-- Problem description --
Reproduce each line exactly. Skip none.
>> Start
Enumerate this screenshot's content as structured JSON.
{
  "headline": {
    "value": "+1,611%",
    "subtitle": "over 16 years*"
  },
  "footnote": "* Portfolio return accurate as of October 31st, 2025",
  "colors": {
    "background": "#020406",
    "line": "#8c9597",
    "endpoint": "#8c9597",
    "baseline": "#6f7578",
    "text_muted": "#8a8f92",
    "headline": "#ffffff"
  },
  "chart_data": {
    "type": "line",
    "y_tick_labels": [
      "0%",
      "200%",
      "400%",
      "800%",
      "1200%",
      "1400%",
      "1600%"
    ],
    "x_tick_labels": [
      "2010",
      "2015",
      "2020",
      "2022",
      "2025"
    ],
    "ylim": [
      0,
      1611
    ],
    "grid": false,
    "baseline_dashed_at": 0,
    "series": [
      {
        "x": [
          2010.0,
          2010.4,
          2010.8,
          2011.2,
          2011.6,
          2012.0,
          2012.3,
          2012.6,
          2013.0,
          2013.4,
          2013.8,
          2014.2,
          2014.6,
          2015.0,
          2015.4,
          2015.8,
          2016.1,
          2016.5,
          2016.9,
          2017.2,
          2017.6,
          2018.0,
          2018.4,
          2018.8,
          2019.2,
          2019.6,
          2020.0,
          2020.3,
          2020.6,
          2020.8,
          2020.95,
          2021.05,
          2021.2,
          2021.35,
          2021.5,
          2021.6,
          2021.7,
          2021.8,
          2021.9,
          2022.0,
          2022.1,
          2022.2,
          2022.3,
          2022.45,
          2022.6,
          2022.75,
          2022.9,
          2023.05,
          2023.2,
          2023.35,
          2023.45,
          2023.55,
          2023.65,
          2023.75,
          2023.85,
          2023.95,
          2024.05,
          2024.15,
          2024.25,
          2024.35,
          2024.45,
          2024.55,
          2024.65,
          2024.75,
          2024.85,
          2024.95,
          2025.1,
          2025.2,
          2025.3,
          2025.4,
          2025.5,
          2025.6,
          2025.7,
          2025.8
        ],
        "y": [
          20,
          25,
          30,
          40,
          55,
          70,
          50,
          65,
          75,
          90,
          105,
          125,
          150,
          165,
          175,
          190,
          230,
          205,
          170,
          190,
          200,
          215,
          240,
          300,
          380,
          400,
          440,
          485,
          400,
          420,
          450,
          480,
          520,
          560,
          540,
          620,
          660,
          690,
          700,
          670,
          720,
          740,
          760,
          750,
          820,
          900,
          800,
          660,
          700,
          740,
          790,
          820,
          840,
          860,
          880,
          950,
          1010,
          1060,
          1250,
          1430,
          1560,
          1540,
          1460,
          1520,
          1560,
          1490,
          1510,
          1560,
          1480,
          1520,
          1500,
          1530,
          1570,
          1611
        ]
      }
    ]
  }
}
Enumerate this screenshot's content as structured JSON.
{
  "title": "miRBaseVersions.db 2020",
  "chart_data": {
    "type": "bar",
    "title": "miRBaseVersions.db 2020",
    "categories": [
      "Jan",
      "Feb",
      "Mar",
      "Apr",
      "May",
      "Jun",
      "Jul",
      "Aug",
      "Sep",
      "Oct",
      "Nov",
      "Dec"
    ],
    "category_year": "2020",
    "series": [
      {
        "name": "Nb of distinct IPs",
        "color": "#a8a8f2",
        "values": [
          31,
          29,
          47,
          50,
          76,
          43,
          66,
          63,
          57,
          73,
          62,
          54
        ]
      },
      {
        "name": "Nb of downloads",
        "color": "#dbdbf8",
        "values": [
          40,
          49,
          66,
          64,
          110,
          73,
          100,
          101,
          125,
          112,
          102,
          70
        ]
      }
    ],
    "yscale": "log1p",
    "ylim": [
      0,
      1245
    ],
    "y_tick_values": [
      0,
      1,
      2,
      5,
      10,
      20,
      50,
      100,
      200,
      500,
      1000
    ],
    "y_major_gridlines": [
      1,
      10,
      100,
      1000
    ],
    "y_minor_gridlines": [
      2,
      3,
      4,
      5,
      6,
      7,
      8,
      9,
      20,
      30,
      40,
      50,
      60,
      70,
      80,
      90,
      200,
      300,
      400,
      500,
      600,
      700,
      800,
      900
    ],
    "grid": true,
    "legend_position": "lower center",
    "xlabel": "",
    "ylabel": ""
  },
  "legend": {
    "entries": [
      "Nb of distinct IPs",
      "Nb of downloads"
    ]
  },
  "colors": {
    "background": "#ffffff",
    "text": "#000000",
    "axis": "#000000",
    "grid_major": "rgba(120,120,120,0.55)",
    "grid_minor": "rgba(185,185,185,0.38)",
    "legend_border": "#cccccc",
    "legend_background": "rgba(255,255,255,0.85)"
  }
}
>> End
-- Complete answer --
Enumerate this screenshot's content as structured JSON.
{
  "headline": {
    "value": "+1,611%",
    "subtitle": "over 16 years*"
  },
  "footnote": "* Portfolio return accurate as of October 31st, 2025",
  "colors": {
    "background": "#020406",
    "line": "#8c9597",
    "endpoint": "#8c9597",
    "baseline": "#6f7578",
    "text_muted": "#8a8f92",
    "headline": "#ffffff"
  },
  "chart_data": {
    "type": "line",
    "y_tick_labels": [
      "0%",
      "200%",
      "400%",
      "800%",
      "1200%",
      "1400%",
      "1600%"
    ],
    "x_tick_labels": [
      "2010",
      "2015",
      "2020",
      "2022",
      "2025"
    ],
    "ylim": [
      0,
      1611
    ],
    "grid": false,
    "baseline_dashed_at": 0,
    "series": [
      {
        "x": [
          2010.0,
          2010.4,
          2010.8,
          2011.2,
          2011.6,
          2012.0,
          2012.3,
          2012.6,
          2013.0,
          2013.4,
          2013.8,
          2014.2,
          2014.6,
          2015.0,
          2015.4,
          2015.8,
          2016.1,
          2016.5,
          2016.9,
          2017.2,
          2017.6,
          2018.0,
          2018.4,
          2018.8,
          2019.2,
          2019.6,
          2020.0,
          2020.3,
          2020.6,
          2020.8,
          2020.95,
          2021.05,
          2021.2,
          2021.35,
          2021.5,
          2021.6,
          2021.7,
          2021.8,
          2021.9,
          2022.0,
          2022.1,
          2022.2,
          2022.3,
          2022.45,
          2022.6,
          2022.75,
          2022.9,
          2023.05,
          2023.2,
          2023.35,
          2023.45,
          2023.55,
          2023.65,
          2023.75,
          2023.85,
          2023.95,
          2024.05,
          2024.15,
          2024.25,
          2024.35,
          2024.45,
          2024.55,
          2024.65,
          2024.75,
          2024.85,
          2024.95,
          2025.1,
          2025.2,
          2025.3,
          2025.4,
          2025.5,
          2025.6,
          2025.7,
          2025.8
        ],
        "y": [
          20,
          25,
          30,
          40,
          55,
          70,
          50,
          65,
          75,
          90,
          105,
          125,
          150,
          165,
          175,
          190,
          230,
          205,
          170,
          190,
          200,
          215,
          240,
          300,
          380,
          400,
          440,
          485,
          400,
          420,
          450,
          480,
          520,
          560,
          540,
          620,
          660,
          690,
          700,
          670,
          720,
          740,
          760,
          750,
          820,
          900,
          800,
          660,
          700,
          740,
          790,
          820,
          840,
          860,
          880,
          950,
          1010,
          1060,
          1250,
          1430,
          1560,
          1540,
          1460,
          1520,
          1560,
          1490,
          1510,
          1560,
          1480,
          1520,
          1500,
          1530,
          1570,
          1611
        ]
      }
    ]
  }
}
Enumerate this screenshot's content as structured JSON.
{
  "title": "miRBaseVersions.db 2020",
  "chart_data": {
    "type": "bar",
    "title": "miRBaseVersions.db 2020",
    "categories": [
      "Jan",
      "Feb",
      "Mar",
      "Apr",
      "May",
      "Jun",
      "Jul",
      "Aug",
      "Sep",
      "Oct",
      "Nov",
      "Dec"
    ],
    "category_year": "2020",
    "series": [
      {
        "name": "Nb of distinct IPs",
        "color": "#a8a8f2",
        "values": [
          31,
          29,
          47,
          50,
          76,
          43,
          66,
          63,
          57,
          73,
          62,
          54
        ]
      },
      {
        "name": "Nb of downloads",
        "color": "#dbdbf8",
        "values": [
          40,
          49,
          66,
          64,
          110,
          73,
          100,
          101,
          125,
          112,
          102,
          70
        ]
      }
    ],
    "yscale": "log1p",
    "ylim": [
      0,
      1245
    ],
    "y_tick_values": [
      0,
      1,
      2,
      5,
      10,
      20,
      50,
      100,
      200,
      500,
      1000
    ],
    "y_major_gridlines": [
      1,
      10,
      100,
      1000
    ],
    "y_minor_gridlines": [
      2,
      3,
      4,
      5,
      6,
      7,
      8,
      9,
      20,
      30,
      40,
      50,
      60,
      70,
      80,
      90,
      200,
      300,
      400,
      500,
      600,
      700,
      800,
      900
    ],
    "grid": true,
    "legend_position": "lower center",
    "xlabel": "",
    "ylabel": ""
  },
  "legend": {
    "entries": [
      "Nb of distinct IPs",
      "Nb of downloads"
    ]
  },
  "colors": {
    "background": "#ffffff",
    "text": "#000000",
    "axis": "#000000",
    "grid_major": "rgba(120,120,120,0.55)",
    "grid_minor": "rgba(185,185,185,0.38)",
    "legend_border": "#cccccc",
    "legend_background": "rgba(255,255,255,0.85)"
  }
}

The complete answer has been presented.